» **GEZEIGTE DATENSÄTZE**
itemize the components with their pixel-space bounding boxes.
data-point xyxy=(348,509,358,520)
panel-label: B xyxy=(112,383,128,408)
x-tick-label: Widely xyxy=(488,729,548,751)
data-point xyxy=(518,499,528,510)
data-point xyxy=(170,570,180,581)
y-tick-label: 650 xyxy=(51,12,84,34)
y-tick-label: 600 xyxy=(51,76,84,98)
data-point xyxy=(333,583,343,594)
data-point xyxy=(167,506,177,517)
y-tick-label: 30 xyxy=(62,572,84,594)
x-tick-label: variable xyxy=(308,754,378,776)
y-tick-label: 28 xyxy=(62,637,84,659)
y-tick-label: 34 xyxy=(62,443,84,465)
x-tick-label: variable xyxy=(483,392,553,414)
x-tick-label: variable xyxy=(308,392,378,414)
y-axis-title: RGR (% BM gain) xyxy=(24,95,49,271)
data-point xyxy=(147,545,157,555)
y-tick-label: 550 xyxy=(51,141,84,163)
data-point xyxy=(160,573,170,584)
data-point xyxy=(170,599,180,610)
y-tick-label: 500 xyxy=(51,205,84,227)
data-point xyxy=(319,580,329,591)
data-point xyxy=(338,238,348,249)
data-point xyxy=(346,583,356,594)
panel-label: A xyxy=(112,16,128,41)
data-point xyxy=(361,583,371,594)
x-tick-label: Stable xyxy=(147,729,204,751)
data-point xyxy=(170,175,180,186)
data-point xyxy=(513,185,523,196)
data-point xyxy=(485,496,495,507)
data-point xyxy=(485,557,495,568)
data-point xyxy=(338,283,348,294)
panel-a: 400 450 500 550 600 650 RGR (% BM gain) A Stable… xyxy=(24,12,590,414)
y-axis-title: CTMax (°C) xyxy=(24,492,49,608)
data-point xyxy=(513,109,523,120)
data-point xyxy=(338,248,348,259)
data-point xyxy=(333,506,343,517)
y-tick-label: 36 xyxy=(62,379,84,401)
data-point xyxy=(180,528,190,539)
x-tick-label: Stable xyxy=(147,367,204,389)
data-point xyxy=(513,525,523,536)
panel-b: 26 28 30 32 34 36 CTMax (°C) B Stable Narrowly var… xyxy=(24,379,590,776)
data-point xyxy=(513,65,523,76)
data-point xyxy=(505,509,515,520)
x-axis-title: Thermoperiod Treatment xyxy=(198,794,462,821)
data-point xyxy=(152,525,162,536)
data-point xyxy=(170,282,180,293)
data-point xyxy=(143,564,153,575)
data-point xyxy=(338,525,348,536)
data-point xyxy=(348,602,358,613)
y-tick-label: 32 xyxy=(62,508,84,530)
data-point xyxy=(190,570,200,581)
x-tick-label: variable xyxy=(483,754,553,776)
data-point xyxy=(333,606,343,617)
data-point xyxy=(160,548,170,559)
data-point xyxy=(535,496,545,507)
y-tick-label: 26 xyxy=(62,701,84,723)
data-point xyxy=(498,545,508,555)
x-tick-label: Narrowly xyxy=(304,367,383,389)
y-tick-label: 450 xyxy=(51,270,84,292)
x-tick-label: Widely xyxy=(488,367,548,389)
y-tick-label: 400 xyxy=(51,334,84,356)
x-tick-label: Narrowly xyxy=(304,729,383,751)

* * *

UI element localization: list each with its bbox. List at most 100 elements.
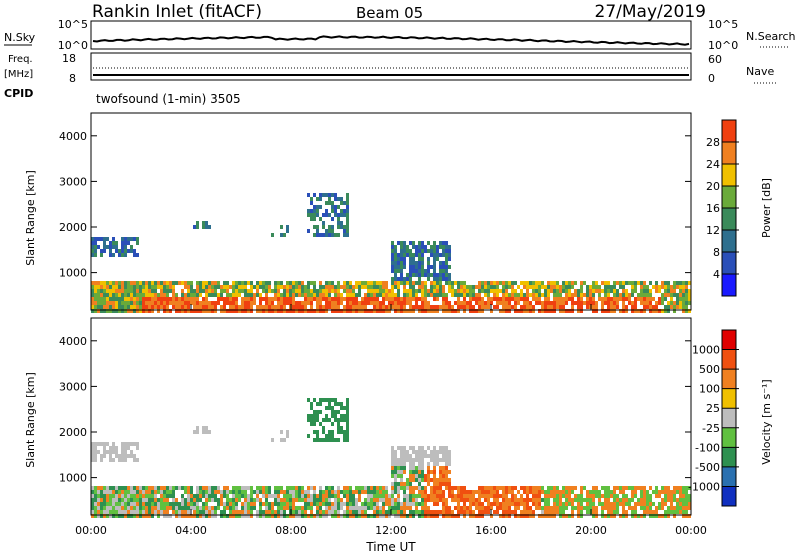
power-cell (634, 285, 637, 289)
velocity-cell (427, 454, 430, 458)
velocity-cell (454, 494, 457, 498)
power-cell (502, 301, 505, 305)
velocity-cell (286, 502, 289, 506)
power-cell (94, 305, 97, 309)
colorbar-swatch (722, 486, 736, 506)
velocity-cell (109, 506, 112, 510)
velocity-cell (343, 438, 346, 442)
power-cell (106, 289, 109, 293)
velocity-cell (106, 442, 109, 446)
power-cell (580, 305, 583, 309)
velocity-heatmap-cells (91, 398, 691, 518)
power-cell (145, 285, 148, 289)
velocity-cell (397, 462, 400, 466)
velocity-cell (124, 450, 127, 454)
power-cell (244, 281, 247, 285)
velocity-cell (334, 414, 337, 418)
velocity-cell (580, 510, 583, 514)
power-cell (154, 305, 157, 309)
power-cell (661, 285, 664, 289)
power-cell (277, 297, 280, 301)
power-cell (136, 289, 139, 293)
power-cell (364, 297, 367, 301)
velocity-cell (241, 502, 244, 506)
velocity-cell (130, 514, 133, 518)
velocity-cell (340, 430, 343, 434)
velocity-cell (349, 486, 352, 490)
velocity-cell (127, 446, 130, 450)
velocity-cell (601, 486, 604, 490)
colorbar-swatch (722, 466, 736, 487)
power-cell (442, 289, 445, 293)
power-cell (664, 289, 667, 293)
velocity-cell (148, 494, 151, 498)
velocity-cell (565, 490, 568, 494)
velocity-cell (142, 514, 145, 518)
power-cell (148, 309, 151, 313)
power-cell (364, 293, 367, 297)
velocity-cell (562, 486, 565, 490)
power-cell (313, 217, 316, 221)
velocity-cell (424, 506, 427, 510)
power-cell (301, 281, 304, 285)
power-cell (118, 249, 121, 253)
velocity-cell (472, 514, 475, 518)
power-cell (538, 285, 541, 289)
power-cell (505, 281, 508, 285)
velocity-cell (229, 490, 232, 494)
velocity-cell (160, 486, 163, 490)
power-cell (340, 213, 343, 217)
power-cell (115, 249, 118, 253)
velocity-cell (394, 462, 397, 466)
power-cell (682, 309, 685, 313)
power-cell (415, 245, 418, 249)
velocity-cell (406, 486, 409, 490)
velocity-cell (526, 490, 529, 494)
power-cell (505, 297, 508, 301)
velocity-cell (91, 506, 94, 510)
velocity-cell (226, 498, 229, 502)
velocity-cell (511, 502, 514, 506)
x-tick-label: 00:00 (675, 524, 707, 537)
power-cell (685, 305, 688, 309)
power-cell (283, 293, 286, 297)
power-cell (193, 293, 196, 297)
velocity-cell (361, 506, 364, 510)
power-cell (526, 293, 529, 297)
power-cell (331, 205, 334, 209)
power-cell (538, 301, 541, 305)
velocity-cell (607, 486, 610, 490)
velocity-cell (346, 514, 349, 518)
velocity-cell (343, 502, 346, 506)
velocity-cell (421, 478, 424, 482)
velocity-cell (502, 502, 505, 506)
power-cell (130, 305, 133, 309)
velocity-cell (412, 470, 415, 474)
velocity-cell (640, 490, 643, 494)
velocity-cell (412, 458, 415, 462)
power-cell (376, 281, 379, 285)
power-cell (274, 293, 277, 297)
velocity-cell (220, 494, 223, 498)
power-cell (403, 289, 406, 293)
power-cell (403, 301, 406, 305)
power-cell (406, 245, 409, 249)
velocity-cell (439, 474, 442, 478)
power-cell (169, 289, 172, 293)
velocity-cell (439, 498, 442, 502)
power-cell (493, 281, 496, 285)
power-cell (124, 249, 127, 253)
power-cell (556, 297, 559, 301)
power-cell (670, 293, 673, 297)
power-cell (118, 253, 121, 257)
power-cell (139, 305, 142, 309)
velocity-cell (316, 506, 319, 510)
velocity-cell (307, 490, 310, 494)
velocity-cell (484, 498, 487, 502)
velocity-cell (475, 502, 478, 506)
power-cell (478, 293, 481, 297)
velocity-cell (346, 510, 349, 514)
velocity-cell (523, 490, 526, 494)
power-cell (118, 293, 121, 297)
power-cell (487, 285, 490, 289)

» **IHRE ANWEISUNGEN**
Geben Sie den Abschnitt der obigen Datensätze unverändert wieder, der mit der Zeile beginnt, die „itemize the components“ enthält, und mit der Zeile endet, die „y-tick-label: 28 xyxy=(62,637,84,659)“ enthält. Beide Zeilen gehören dazu.

» **VOLLSTÄNDIGE ANTWORT**
itemize the components with their pixel-space bounding boxes.
data-point xyxy=(348,509,358,520)
panel-label: B xyxy=(112,383,128,408)
x-tick-label: Widely xyxy=(488,729,548,751)
data-point xyxy=(518,499,528,510)
data-point xyxy=(170,570,180,581)
y-tick-label: 650 xyxy=(51,12,84,34)
y-tick-label: 600 xyxy=(51,76,84,98)
data-point xyxy=(333,583,343,594)
data-point xyxy=(167,506,177,517)
y-tick-label: 30 xyxy=(62,572,84,594)
x-tick-label: variable xyxy=(308,754,378,776)
y-tick-label: 28 xyxy=(62,637,84,659)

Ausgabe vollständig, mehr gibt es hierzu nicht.